►

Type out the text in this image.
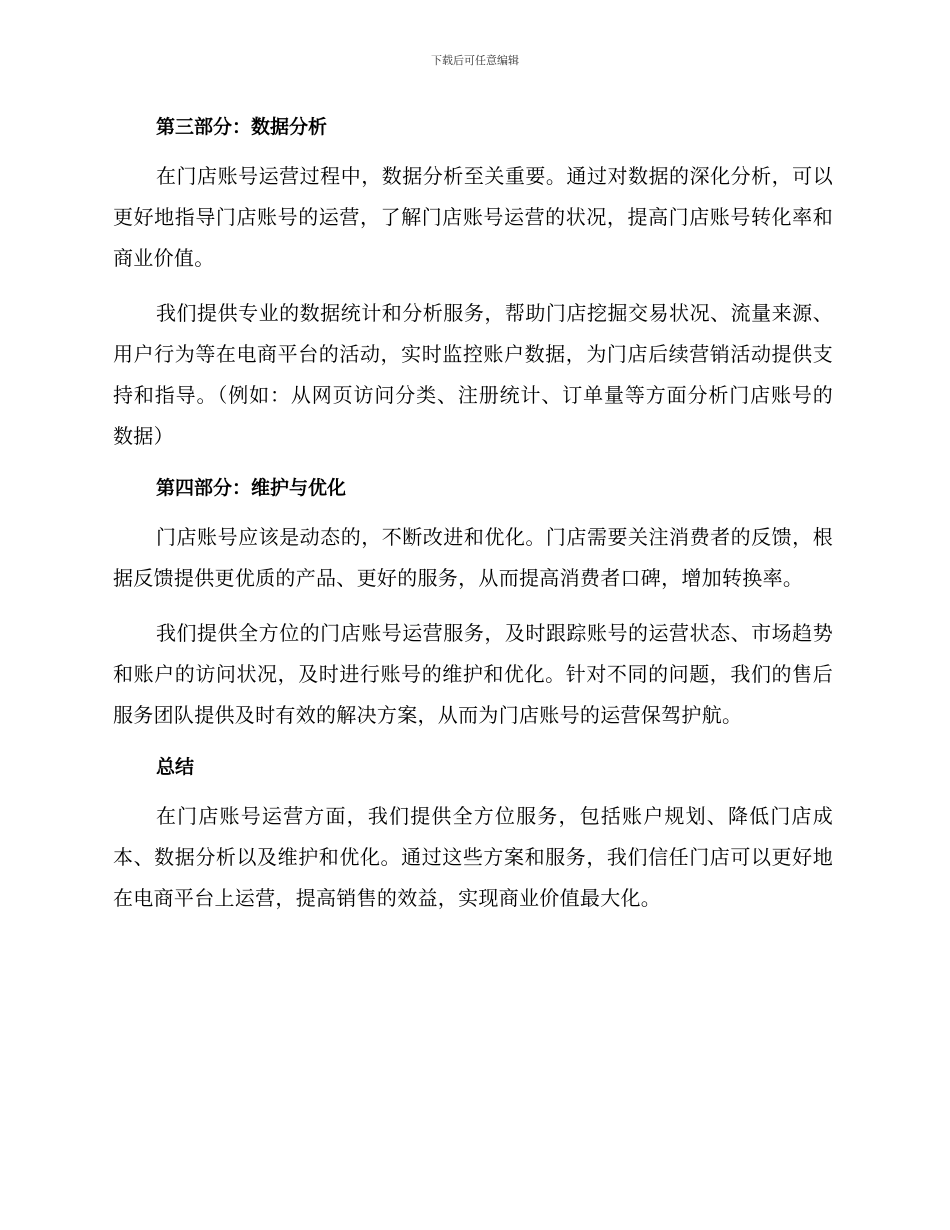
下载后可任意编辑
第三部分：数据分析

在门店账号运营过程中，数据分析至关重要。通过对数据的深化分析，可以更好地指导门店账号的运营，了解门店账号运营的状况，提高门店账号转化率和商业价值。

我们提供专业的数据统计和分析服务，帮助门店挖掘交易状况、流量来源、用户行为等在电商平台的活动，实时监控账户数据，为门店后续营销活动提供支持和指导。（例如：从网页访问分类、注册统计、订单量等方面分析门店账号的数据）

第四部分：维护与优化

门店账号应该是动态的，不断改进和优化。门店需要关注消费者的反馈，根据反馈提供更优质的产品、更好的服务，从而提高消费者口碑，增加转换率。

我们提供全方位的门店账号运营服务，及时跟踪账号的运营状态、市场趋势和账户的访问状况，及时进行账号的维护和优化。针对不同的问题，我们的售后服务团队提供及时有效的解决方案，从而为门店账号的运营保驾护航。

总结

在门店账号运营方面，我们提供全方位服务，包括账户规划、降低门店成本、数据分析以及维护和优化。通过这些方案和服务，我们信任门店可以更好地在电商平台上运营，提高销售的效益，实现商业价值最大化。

◄
►

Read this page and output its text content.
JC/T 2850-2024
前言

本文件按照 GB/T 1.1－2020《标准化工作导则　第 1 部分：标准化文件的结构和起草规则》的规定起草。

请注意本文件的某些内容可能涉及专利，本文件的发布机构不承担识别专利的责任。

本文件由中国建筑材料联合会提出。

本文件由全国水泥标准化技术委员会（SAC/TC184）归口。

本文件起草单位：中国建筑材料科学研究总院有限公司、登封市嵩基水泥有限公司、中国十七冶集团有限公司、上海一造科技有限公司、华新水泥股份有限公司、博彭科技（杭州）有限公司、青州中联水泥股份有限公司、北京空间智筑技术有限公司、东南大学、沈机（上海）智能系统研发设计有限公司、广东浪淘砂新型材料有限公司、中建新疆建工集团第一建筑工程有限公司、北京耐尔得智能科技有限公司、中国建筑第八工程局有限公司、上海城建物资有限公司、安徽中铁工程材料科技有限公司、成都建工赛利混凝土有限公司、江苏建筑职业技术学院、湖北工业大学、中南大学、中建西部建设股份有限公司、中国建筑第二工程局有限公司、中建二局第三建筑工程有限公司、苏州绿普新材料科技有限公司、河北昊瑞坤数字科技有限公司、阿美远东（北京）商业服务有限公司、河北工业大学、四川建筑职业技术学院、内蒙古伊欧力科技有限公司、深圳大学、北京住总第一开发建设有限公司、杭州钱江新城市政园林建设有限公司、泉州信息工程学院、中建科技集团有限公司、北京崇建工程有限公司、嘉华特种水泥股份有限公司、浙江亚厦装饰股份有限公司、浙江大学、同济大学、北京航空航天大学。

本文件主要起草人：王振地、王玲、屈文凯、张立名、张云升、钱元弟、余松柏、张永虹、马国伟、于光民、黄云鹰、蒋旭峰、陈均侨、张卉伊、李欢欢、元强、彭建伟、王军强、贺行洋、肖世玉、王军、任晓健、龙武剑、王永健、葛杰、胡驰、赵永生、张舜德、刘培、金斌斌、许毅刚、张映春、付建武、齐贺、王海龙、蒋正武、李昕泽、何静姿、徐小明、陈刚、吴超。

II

◄

Required task :: Where a line of the records above holds the word "this", copy that line.

Output of the exercise ::
Type out the text in this image.
Read this page and output its text content.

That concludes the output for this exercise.